-- Information shown start --

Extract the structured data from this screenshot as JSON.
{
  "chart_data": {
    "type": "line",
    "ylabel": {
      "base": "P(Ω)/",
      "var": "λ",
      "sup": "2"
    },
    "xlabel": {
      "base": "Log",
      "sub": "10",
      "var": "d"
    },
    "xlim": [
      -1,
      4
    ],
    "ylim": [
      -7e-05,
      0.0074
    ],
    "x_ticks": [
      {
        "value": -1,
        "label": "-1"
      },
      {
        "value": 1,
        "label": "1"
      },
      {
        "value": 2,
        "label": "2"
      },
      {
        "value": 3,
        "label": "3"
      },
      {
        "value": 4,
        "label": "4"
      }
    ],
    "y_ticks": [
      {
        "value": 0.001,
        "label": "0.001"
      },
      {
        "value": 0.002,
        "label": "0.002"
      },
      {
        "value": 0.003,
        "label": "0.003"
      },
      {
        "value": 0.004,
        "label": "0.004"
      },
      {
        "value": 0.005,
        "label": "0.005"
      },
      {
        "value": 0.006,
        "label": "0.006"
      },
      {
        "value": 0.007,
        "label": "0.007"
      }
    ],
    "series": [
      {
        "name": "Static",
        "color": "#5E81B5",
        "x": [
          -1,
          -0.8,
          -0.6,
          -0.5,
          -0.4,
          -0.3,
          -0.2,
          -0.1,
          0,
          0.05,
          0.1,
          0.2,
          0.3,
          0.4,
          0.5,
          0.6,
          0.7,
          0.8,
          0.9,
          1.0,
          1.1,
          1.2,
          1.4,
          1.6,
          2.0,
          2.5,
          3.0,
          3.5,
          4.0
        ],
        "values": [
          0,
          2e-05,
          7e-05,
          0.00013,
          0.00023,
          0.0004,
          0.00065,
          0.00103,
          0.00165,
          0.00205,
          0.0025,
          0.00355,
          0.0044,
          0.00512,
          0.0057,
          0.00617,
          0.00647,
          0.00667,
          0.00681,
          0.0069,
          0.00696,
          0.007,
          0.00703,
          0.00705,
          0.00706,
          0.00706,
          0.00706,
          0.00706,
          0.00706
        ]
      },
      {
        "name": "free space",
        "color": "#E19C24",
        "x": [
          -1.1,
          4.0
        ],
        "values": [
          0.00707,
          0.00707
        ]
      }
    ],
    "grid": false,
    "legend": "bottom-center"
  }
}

-- Information shown end --

Copy out all the entries shown above, character for character.

Extract the structured data from this screenshot as JSON.
{
  "chart_data": {
    "type": "line",
    "ylabel": {
      "base": "P(Ω)/",
      "var": "λ",
      "sup": "2"
    },
    "xlabel": {
      "base": "Log",
      "sub": "10",
      "var": "d"
    },
    "xlim": [
      -1,
      4
    ],
    "ylim": [
      -7e-05,
      0.0074
    ],
    "x_ticks": [
      {
        "value": -1,
        "label": "-1"
      },
      {
        "value": 1,
        "label": "1"
      },
      {
        "value": 2,
        "label": "2"
      },
      {
        "value": 3,
        "label": "3"
      },
      {
        "value": 4,
        "label": "4"
      }
    ],
    "y_ticks": [
      {
        "value": 0.001,
        "label": "0.001"
      },
      {
        "value": 0.002,
        "label": "0.002"
      },
      {
        "value": 0.003,
        "label": "0.003"
      },
      {
        "value": 0.004,
        "label": "0.004"
      },
      {
        "value": 0.005,
        "label": "0.005"
      },
      {
        "value": 0.006,
        "label": "0.006"
      },
      {
        "value": 0.007,
        "label": "0.007"
      }
    ],
    "series": [
      {
        "name": "Static",
        "color": "#5E81B5",
        "x": [
          -1,
          -0.8,
          -0.6,
          -0.5,
          -0.4,
          -0.3,
          -0.2,
          -0.1,
          0,
          0.05,
          0.1,
          0.2,
          0.3,
          0.4,
          0.5,
          0.6,
          0.7,
          0.8,
          0.9,
          1.0,
          1.1,
          1.2,
          1.4,
          1.6,
          2.0,
          2.5,
          3.0,
          3.5,
          4.0
        ],
        "values": [
          0,
          2e-05,
          7e-05,
          0.00013,
          0.00023,
          0.0004,
          0.00065,
          0.00103,
          0.00165,
          0.00205,
          0.0025,
          0.00355,
          0.0044,
          0.00512,
          0.0057,
          0.00617,
          0.00647,
          0.00667,
          0.00681,
          0.0069,
          0.00696,
          0.007,
          0.00703,
          0.00705,
          0.00706,
          0.00706,
          0.00706,
          0.00706,
          0.00706
        ]
      },
      {
        "name": "free space",
        "color": "#E19C24",
        "x": [
          -1.1,
          4.0
        ],
        "values": [
          0.00707,
          0.00707
        ]
      }
    ],
    "grid": false,
    "legend": "bottom-center"
  }
}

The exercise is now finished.